# Entries from a dataset of interfaces:
▬▬▬▬▬▬

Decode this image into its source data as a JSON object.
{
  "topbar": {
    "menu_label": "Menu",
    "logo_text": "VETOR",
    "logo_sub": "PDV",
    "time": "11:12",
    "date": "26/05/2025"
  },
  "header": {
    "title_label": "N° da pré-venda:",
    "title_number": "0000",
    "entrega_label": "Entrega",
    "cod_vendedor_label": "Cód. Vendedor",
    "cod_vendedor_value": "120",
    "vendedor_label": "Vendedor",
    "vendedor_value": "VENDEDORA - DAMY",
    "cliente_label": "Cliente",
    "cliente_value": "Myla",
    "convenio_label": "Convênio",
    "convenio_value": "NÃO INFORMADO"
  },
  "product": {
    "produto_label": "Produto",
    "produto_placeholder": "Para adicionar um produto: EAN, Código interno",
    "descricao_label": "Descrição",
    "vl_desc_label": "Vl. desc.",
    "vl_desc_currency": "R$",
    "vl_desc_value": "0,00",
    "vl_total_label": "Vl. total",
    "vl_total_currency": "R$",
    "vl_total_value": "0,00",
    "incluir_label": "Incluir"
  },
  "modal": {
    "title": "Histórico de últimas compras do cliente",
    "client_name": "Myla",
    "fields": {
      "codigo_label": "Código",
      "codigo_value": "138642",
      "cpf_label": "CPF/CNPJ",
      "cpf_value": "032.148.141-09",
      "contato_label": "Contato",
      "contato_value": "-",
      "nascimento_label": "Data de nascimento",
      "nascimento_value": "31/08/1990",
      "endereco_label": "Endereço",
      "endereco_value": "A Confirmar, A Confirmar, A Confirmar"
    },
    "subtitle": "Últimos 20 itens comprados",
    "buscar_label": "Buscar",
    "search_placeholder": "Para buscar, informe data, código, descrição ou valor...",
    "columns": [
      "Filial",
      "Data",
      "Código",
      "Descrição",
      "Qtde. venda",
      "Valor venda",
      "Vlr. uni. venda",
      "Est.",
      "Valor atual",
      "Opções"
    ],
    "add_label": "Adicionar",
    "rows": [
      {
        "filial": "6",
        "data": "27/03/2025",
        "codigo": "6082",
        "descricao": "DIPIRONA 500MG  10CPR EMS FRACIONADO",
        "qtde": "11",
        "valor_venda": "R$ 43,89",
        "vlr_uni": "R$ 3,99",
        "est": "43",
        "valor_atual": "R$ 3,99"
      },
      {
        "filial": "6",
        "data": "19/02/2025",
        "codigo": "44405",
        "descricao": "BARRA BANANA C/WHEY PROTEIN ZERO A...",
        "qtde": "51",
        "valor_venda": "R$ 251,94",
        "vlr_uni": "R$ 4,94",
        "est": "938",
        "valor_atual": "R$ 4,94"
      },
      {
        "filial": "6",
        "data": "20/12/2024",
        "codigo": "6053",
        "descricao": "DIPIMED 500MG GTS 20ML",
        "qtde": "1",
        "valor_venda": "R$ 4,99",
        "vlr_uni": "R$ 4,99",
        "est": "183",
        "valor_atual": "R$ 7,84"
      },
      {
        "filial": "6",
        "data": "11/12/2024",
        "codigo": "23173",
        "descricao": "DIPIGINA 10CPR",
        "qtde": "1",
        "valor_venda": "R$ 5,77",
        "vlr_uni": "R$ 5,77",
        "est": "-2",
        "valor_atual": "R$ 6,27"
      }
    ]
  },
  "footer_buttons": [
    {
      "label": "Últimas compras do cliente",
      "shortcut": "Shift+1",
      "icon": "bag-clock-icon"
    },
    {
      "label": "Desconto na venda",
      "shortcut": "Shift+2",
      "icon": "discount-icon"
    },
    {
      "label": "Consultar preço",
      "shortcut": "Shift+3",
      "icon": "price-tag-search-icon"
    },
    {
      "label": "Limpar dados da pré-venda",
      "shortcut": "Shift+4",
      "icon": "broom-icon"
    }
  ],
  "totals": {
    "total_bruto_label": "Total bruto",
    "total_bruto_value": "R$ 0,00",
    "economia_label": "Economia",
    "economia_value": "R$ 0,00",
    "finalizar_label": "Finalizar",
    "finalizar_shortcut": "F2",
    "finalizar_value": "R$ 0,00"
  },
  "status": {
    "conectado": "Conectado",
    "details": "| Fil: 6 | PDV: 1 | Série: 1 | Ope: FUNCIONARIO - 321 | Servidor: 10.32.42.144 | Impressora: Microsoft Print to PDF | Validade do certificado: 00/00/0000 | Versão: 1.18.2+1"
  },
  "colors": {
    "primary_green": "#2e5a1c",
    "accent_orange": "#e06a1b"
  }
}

▬▬▬▬▬▬

Without leaving anything out, transcribe the records above exactly.

# WRITTEN REPLY:
Decode this image into its source data as a JSON object.
{
  "topbar": {
    "menu_label": "Menu",
    "logo_text": "VETOR",
    "logo_sub": "PDV",
    "time": "11:12",
    "date": "26/05/2025"
  },
  "header": {
    "title_label": "N° da pré-venda:",
    "title_number": "0000",
    "entrega_label": "Entrega",
    "cod_vendedor_label": "Cód. Vendedor",
    "cod_vendedor_value": "120",
    "vendedor_label": "Vendedor",
    "vendedor_value": "VENDEDORA - DAMY",
    "cliente_label": "Cliente",
    "cliente_value": "Myla",
    "convenio_label": "Convênio",
    "convenio_value": "NÃO INFORMADO"
  },
  "product": {
    "produto_label": "Produto",
    "produto_placeholder": "Para adicionar um produto: EAN, Código interno",
    "descricao_label": "Descrição",
    "vl_desc_label": "Vl. desc.",
    "vl_desc_currency": "R$",
    "vl_desc_value": "0,00",
    "vl_total_label": "Vl. total",
    "vl_total_currency": "R$",
    "vl_total_value": "0,00",
    "incluir_label": "Incluir"
  },
  "modal": {
    "title": "Histórico de últimas compras do cliente",
    "client_name": "Myla",
    "fields": {
      "codigo_label": "Código",
      "codigo_value": "138642",
      "cpf_label": "CPF/CNPJ",
      "cpf_value": "032.148.141-09",
      "contato_label": "Contato",
      "contato_value": "-",
      "nascimento_label": "Data de nascimento",
      "nascimento_value": "31/08/1990",
      "endereco_label": "Endereço",
      "endereco_value": "A Confirmar, A Confirmar, A Confirmar"
    },
    "subtitle": "Últimos 20 itens comprados",
    "buscar_label": "Buscar",
    "search_placeholder": "Para buscar, informe data, código, descrição ou valor...",
    "columns": [
      "Filial",
      "Data",
      "Código",
      "Descrição",
      "Qtde. venda",
      "Valor venda",
      "Vlr. uni. venda",
      "Est.",
      "Valor atual",
      "Opções"
    ],
    "add_label": "Adicionar",
    "rows": [
      {
        "filial": "6",
        "data": "27/03/2025",
        "codigo": "6082",
        "descricao": "DIPIRONA 500MG  10CPR EMS FRACIONADO",
        "qtde": "11",
        "valor_venda": "R$ 43,89",
        "vlr_uni": "R$ 3,99",
        "est": "43",
        "valor_atual": "R$ 3,99"
      },
      {
        "filial": "6",
        "data": "19/02/2025",
        "codigo": "44405",
        "descricao": "BARRA BANANA C/WHEY PROTEIN ZERO A...",
        "qtde": "51",
        "valor_venda": "R$ 251,94",
        "vlr_uni": "R$ 4,94",
        "est": "938",
        "valor_atual": "R$ 4,94"
      },
      {
        "filial": "6",
        "data": "20/12/2024",
        "codigo": "6053",
        "descricao": "DIPIMED 500MG GTS 20ML",
        "qtde": "1",
        "valor_venda": "R$ 4,99",
        "vlr_uni": "R$ 4,99",
        "est": "183",
        "valor_atual": "R$ 7,84"
      },
      {
        "filial": "6",
        "data": "11/12/2024",
        "codigo": "23173",
        "descricao": "DIPIGINA 10CPR",
        "qtde": "1",
        "valor_venda": "R$ 5,77",
        "vlr_uni": "R$ 5,77",
        "est": "-2",
        "valor_atual": "R$ 6,27"
      }
    ]
  },
  "footer_buttons": [
    {
      "label": "Últimas compras do cliente",
      "shortcut": "Shift+1",
      "icon": "bag-clock-icon"
    },
    {
      "label": "Desconto na venda",
      "shortcut": "Shift+2",
      "icon": "discount-icon"
    },
    {
      "label": "Consultar preço",
      "shortcut": "Shift+3",
      "icon": "price-tag-search-icon"
    },
    {
      "label": "Limpar dados da pré-venda",
      "shortcut": "Shift+4",
      "icon": "broom-icon"
    }
  ],
  "totals": {
    "total_bruto_label": "Total bruto",
    "total_bruto_value": "R$ 0,00",
    "economia_label": "Economia",
    "economia_value": "R$ 0,00",
    "finalizar_label": "Finalizar",
    "finalizar_shortcut": "F2",
    "finalizar_value": "R$ 0,00"
  },
  "status": {
    "conectado": "Conectado",
    "details": "| Fil: 6 | PDV: 1 | Série: 1 | Ope: FUNCIONARIO - 321 | Servidor: 10.32.42.144 | Impressora: Microsoft Print to PDF | Validade do certificado: 00/00/0000 | Versão: 1.18.2+1"
  },
  "colors": {
    "primary_green": "#2e5a1c",
    "accent_orange": "#e06a1b"
  }
}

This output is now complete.